— Written task —
Return all the data, word for word.

Stored entries:

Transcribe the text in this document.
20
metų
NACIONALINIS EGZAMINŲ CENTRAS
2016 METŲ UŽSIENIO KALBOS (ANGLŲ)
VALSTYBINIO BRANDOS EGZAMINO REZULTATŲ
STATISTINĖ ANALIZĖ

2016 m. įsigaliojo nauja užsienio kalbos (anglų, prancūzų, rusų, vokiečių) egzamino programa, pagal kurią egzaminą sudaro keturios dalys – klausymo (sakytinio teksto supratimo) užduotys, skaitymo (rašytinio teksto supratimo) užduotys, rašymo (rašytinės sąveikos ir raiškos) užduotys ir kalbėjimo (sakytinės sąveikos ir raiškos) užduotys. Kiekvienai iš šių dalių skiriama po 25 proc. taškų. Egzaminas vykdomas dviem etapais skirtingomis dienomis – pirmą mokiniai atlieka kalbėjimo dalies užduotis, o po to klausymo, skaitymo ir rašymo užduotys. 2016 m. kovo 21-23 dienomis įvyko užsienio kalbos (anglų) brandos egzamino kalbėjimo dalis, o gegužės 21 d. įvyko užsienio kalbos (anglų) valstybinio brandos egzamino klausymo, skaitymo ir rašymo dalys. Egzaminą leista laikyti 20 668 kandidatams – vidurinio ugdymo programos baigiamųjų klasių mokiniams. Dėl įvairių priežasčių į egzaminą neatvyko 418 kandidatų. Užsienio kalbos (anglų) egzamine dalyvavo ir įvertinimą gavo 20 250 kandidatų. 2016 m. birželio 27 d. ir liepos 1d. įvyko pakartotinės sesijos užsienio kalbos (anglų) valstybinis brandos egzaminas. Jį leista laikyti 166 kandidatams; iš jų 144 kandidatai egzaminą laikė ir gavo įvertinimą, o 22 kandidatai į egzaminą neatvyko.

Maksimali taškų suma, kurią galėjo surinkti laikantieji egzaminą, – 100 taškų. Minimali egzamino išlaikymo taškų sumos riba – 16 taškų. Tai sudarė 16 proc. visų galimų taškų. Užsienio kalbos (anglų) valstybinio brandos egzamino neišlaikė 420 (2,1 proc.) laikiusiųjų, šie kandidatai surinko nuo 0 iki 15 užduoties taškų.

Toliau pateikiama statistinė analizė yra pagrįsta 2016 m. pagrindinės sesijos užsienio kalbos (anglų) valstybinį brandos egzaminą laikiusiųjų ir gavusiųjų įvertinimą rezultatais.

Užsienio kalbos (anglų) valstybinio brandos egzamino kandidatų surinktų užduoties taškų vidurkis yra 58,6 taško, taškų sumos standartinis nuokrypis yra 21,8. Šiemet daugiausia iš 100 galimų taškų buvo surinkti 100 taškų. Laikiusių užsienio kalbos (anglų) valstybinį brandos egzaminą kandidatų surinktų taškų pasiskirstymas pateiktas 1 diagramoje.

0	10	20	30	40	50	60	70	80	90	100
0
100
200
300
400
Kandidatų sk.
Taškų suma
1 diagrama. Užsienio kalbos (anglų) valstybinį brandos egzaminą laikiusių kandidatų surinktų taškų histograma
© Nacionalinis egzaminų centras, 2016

— Full answer —
Transcribe the text in this document.
20
metų
NACIONALINIS EGZAMINŲ CENTRAS
2016 METŲ UŽSIENIO KALBOS (ANGLŲ)
VALSTYBINIO BRANDOS EGZAMINO REZULTATŲ
STATISTINĖ ANALIZĖ

2016 m. įsigaliojo nauja užsienio kalbos (anglų, prancūzų, rusų, vokiečių) egzamino programa, pagal kurią egzaminą sudaro keturios dalys – klausymo (sakytinio teksto supratimo) užduotys, skaitymo (rašytinio teksto supratimo) užduotys, rašymo (rašytinės sąveikos ir raiškos) užduotys ir kalbėjimo (sakytinės sąveikos ir raiškos) užduotys. Kiekvienai iš šių dalių skiriama po 25 proc. taškų. Egzaminas vykdomas dviem etapais skirtingomis dienomis – pirmą mokiniai atlieka kalbėjimo dalies užduotis, o po to klausymo, skaitymo ir rašymo užduotys. 2016 m. kovo 21-23 dienomis įvyko užsienio kalbos (anglų) brandos egzamino kalbėjimo dalis, o gegužės 21 d. įvyko užsienio kalbos (anglų) valstybinio brandos egzamino klausymo, skaitymo ir rašymo dalys. Egzaminą leista laikyti 20 668 kandidatams – vidurinio ugdymo programos baigiamųjų klasių mokiniams. Dėl įvairių priežasčių į egzaminą neatvyko 418 kandidatų. Užsienio kalbos (anglų) egzamine dalyvavo ir įvertinimą gavo 20 250 kandidatų. 2016 m. birželio 27 d. ir liepos 1d. įvyko pakartotinės sesijos užsienio kalbos (anglų) valstybinis brandos egzaminas. Jį leista laikyti 166 kandidatams; iš jų 144 kandidatai egzaminą laikė ir gavo įvertinimą, o 22 kandidatai į egzaminą neatvyko.

Maksimali taškų suma, kurią galėjo surinkti laikantieji egzaminą, – 100 taškų. Minimali egzamino išlaikymo taškų sumos riba – 16 taškų. Tai sudarė 16 proc. visų galimų taškų. Užsienio kalbos (anglų) valstybinio brandos egzamino neišlaikė 420 (2,1 proc.) laikiusiųjų, šie kandidatai surinko nuo 0 iki 15 užduoties taškų.

Toliau pateikiama statistinė analizė yra pagrįsta 2016 m. pagrindinės sesijos užsienio kalbos (anglų) valstybinį brandos egzaminą laikiusiųjų ir gavusiųjų įvertinimą rezultatais.

Užsienio kalbos (anglų) valstybinio brandos egzamino kandidatų surinktų užduoties taškų vidurkis yra 58,6 taško, taškų sumos standartinis nuokrypis yra 21,8. Šiemet daugiausia iš 100 galimų taškų buvo surinkti 100 taškų. Laikiusių užsienio kalbos (anglų) valstybinį brandos egzaminą kandidatų surinktų taškų pasiskirstymas pateiktas 1 diagramoje.

0	10	20	30	40	50	60	70	80	90	100
0
100
200
300
400
Kandidatų sk.
Taškų suma
1 diagrama. Užsienio kalbos (anglų) valstybinį brandos egzaminą laikiusių kandidatų surinktų taškų histograma
© Nacionalinis egzaminų centras, 2016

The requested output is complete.